- **Brief**: In your copy, repeat the records exactly and leave out the pictures.

--- Start of Records for processing ---

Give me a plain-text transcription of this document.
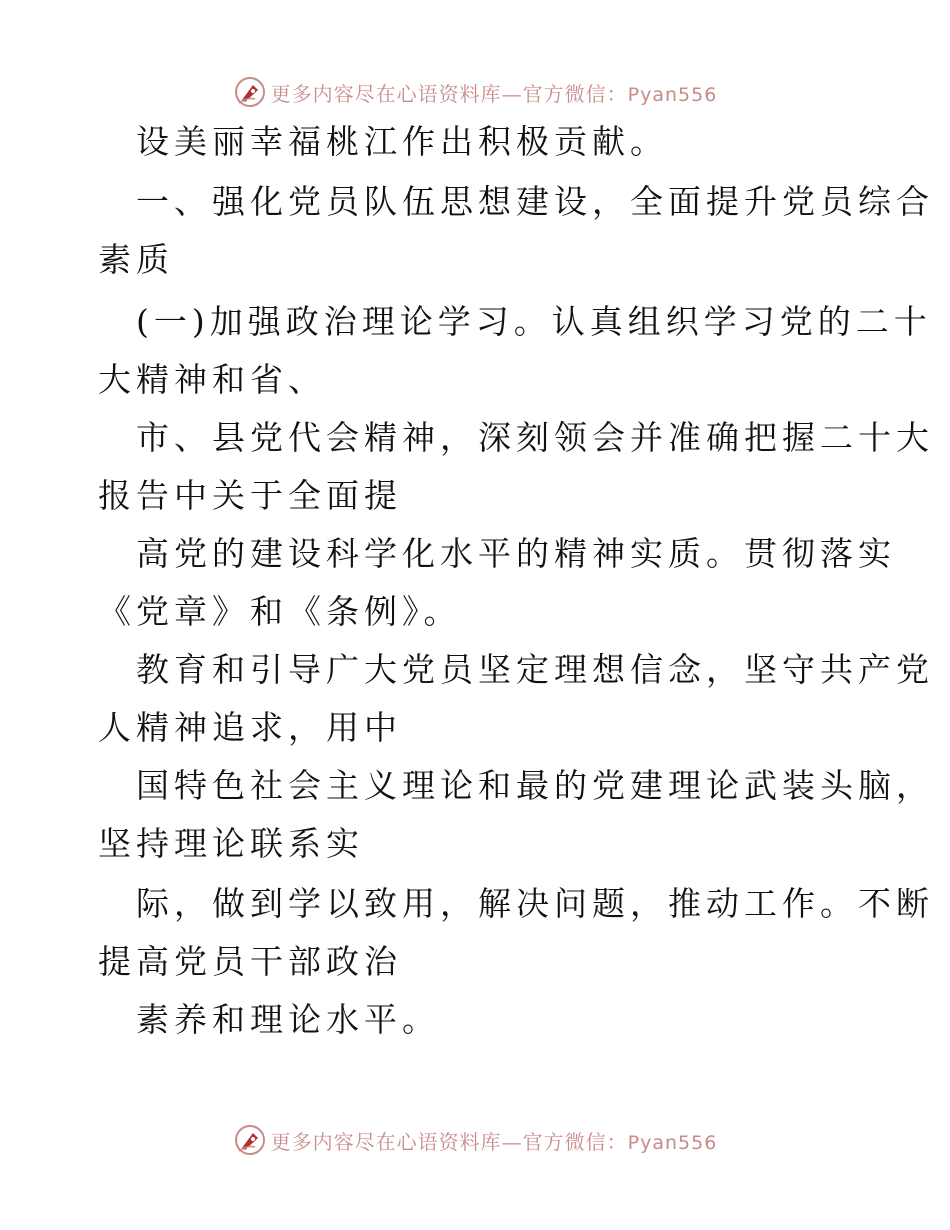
更多内容尽在心语资料库—官方微信：Pyan556
设美丽幸福桃江作出积极贡献。
一、强化党员队伍思想建设，全面提升党员综合
素质
(一)加强政治理论学习。认真组织学习党的二十
大精神和省、
市、县党代会精神，深刻领会并准确把握二十大
报告中关于全面提
高党的建设科学化水平的精神实质。贯彻落实
《党章》和《条例》。
教育和引导广大党员坚定理想信念，坚守共产党
人精神追求，用中
国特色社会主义理论和最的党建理论武装头脑，
坚持理论联系实
际，做到学以致用，解决问题，推动工作。不断
提高党员干部政治
素养和理论水平。
更多内容尽在心语资料库—官方微信：Pyan556
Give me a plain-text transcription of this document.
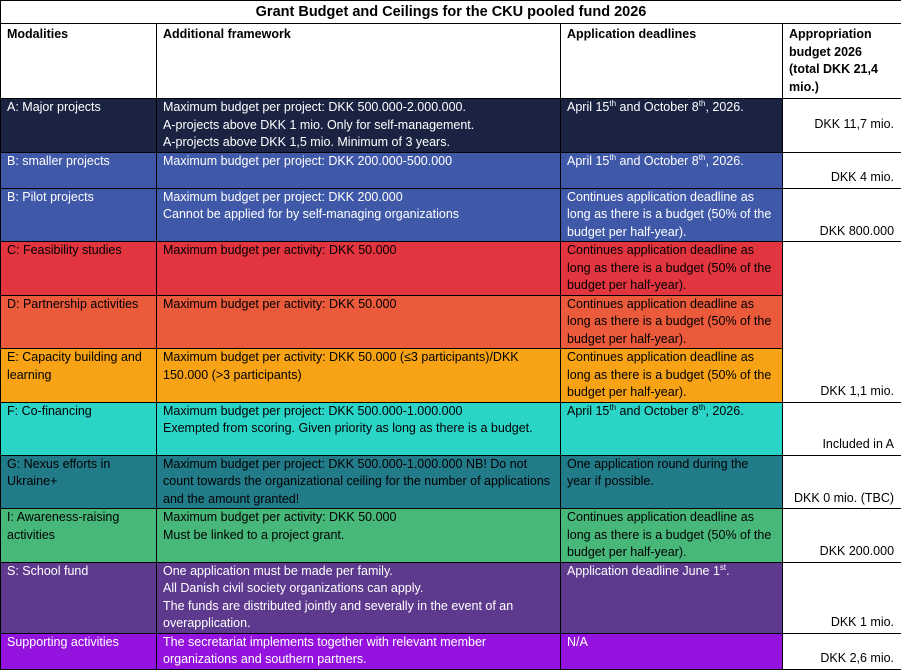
Grant Budget and Ceilings for the CKU pooled fund 2026			
Modalities	Additional framework	Application deadlines	Appropriation budget 2026 (total DKK 21,4 mio.)
A: Major projects	Maximum budget per project: DKK 500.000-2.000.000.
A-projects above DKK 1 mio. Only for self-management.
A-projects above DKK 1,5 mio. Minimum of 3 years.	April 15th and October 8th, 2026.	DKK 11,7 mio.
B: smaller projects	Maximum budget per project: DKK 200.000-500.000	April 15th and October 8th, 2026.	DKK 4 mio.
B: Pilot projects	Maximum budget per project: DKK 200.000
Cannot be applied for by self-managing organizations	Continues application deadline as long as there is a budget (50% of the budget per half-year).	DKK 800.000
C: Feasibility studies	Maximum budget per activity: DKK 50.000	Continues application deadline as long as there is a budget (50% of the budget per half-year).	DKK 1,1 mio.
D: Partnership activities	Maximum budget per activity: DKK 50.000	Continues application deadline as long as there is a budget (50% of the budget per half-year).	
E: Capacity building and learning	Maximum budget per activity: DKK 50.000 (≤3 participants)/DKK 150.000 (>3 participants)	Continues application deadline as long as there is a budget (50% of the budget per half-year).	
F: Co-financing	Maximum budget per project: DKK 500.000-1.000.000
Exempted from scoring. Given priority as long as there is a budget.	April 15th and October 8th, 2026.	Included in A
G: Nexus efforts in Ukraine+	Maximum budget per project: DKK 500.000-1.000.000 NB! Do not count towards the organizational ceiling for the number of applications and the amount granted!	One application round during the year if possible.	DKK 0 mio. (TBC)
I: Awareness-raising activities	Maximum budget per activity: DKK 50.000
Must be linked to a project grant.	Continues application deadline as long as there is a budget (50% of the budget per half-year).	DKK 200.000
S: School fund	One application must be made per family.
All Danish civil society organizations can apply.
The funds are distributed jointly and severally in the event of an
overapplication.	Application deadline June 1st.	DKK 1 mio.
Supporting activities	The secretariat implements together with relevant member
organizations and southern partners.	N/A	DKK 2,6 mio.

--- End of Records for processing ---

- **Complete response**:
Give me a plain-text transcription of this document.
更多内容尽在心语资料库—官方微信：Pyan556
设美丽幸福桃江作出积极贡献。
一、强化党员队伍思想建设，全面提升党员综合
素质
(一)加强政治理论学习。认真组织学习党的二十
大精神和省、
市、县党代会精神，深刻领会并准确把握二十大
报告中关于全面提
高党的建设科学化水平的精神实质。贯彻落实
《党章》和《条例》。
教育和引导广大党员坚定理想信念，坚守共产党
人精神追求，用中
国特色社会主义理论和最的党建理论武装头脑，
坚持理论联系实
际，做到学以致用，解决问题，推动工作。不断
提高党员干部政治
素养和理论水平。
更多内容尽在心语资料库—官方微信：Pyan556
Give me a plain-text transcription of this document.
Grant Budget and Ceilings for the CKU pooled fund 2026			
Modalities	Additional framework	Application deadlines	Appropriation budget 2026 (total DKK 21,4 mio.)
A: Major projects	Maximum budget per project: DKK 500.000-2.000.000.
A-projects above DKK 1 mio. Only for self-management.
A-projects above DKK 1,5 mio. Minimum of 3 years.	April 15th and October 8th, 2026.	DKK 11,7 mio.
B: smaller projects	Maximum budget per project: DKK 200.000-500.000	April 15th and October 8th, 2026.	DKK 4 mio.
B: Pilot projects	Maximum budget per project: DKK 200.000
Cannot be applied for by self-managing organizations	Continues application deadline as long as there is a budget (50% of the budget per half-year).	DKK 800.000
C: Feasibility studies	Maximum budget per activity: DKK 50.000	Continues application deadline as long as there is a budget (50% of the budget per half-year).	DKK 1,1 mio.
D: Partnership activities	Maximum budget per activity: DKK 50.000	Continues application deadline as long as there is a budget (50% of the budget per half-year).	
E: Capacity building and learning	Maximum budget per activity: DKK 50.000 (≤3 participants)/DKK 150.000 (>3 participants)	Continues application deadline as long as there is a budget (50% of the budget per half-year).	
F: Co-financing	Maximum budget per project: DKK 500.000-1.000.000
Exempted from scoring. Given priority as long as there is a budget.	April 15th and October 8th, 2026.	Included in A
G: Nexus efforts in Ukraine+	Maximum budget per project: DKK 500.000-1.000.000 NB! Do not count towards the organizational ceiling for the number of applications and the amount granted!	One application round during the year if possible.	DKK 0 mio. (TBC)
I: Awareness-raising activities	Maximum budget per activity: DKK 50.000
Must be linked to a project grant.	Continues application deadline as long as there is a budget (50% of the budget per half-year).	DKK 200.000
S: School fund	One application must be made per family.
All Danish civil society organizations can apply.
The funds are distributed jointly and severally in the event of an
overapplication.	Application deadline June 1st.	DKK 1 mio.
Supporting activities	The secretariat implements together with relevant member
organizations and southern partners.	N/A	DKK 2,6 mio.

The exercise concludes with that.